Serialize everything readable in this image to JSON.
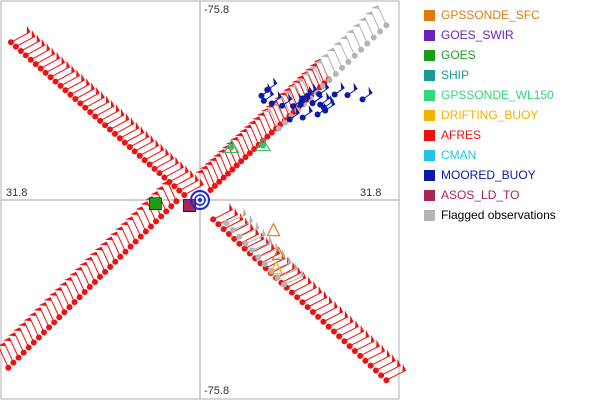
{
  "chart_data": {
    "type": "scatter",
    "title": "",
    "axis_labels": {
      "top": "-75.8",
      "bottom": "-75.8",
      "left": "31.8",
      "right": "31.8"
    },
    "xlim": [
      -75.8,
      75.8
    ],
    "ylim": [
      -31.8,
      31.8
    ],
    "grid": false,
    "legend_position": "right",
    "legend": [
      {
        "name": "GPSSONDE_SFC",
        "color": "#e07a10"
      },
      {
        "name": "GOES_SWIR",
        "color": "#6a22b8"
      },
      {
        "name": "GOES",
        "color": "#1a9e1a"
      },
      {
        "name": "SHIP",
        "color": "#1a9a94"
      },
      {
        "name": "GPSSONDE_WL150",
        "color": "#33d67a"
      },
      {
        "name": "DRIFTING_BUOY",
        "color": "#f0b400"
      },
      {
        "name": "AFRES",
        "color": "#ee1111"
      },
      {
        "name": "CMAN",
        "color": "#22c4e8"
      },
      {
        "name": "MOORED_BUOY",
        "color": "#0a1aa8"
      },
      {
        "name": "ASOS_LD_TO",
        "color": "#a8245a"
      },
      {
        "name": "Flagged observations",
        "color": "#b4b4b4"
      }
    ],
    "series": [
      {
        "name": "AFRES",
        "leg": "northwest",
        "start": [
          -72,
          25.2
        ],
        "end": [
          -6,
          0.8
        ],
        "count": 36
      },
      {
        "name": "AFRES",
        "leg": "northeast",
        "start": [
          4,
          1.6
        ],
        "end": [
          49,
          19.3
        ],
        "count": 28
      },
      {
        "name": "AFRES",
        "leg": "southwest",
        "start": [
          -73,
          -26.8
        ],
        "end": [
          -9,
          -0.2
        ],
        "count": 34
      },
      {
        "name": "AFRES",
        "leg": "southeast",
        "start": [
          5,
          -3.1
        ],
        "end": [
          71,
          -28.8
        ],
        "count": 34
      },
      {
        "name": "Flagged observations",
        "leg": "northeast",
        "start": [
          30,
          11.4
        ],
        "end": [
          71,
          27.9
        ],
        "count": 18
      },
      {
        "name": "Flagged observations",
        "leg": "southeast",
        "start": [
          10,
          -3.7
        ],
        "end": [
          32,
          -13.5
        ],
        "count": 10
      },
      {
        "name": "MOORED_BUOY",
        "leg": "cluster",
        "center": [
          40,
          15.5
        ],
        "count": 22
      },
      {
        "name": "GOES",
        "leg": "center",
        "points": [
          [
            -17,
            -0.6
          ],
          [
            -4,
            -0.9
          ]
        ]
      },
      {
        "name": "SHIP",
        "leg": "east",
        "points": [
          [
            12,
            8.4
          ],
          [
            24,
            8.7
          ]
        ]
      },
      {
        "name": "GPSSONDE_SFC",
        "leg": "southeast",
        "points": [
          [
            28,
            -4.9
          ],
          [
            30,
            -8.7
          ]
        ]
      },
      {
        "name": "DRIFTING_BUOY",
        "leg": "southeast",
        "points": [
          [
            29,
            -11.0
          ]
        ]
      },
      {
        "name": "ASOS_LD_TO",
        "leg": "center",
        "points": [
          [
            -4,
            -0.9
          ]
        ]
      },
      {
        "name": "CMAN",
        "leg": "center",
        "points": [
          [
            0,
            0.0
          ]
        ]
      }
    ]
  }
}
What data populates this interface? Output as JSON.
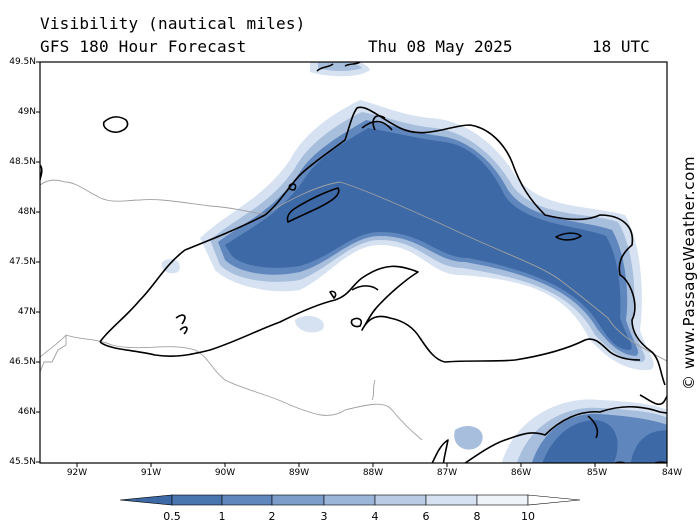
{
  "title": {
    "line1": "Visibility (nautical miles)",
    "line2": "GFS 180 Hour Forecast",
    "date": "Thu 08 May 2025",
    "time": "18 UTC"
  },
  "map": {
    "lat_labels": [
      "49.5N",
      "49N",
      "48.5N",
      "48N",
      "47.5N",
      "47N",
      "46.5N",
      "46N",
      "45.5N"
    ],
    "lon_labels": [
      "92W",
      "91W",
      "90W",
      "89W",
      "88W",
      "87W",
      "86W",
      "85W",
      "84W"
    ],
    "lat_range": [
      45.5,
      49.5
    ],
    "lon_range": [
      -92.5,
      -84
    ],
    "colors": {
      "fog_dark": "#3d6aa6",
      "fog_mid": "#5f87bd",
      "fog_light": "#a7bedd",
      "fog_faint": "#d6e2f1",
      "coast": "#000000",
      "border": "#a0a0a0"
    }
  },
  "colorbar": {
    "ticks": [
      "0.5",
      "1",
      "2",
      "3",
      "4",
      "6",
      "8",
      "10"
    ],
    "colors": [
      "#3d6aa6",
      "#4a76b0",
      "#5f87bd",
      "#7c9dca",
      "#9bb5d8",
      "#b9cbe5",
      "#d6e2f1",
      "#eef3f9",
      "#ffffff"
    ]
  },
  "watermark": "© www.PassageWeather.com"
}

- - -

> _What you should do_:
Sift through the entries and copy every line with "count".

> _Solution to the exercise_:
        "count": 36
        "count": 28
        "count": 34
        "count": 34
        "count": 18
        "count": 10
        "count": 22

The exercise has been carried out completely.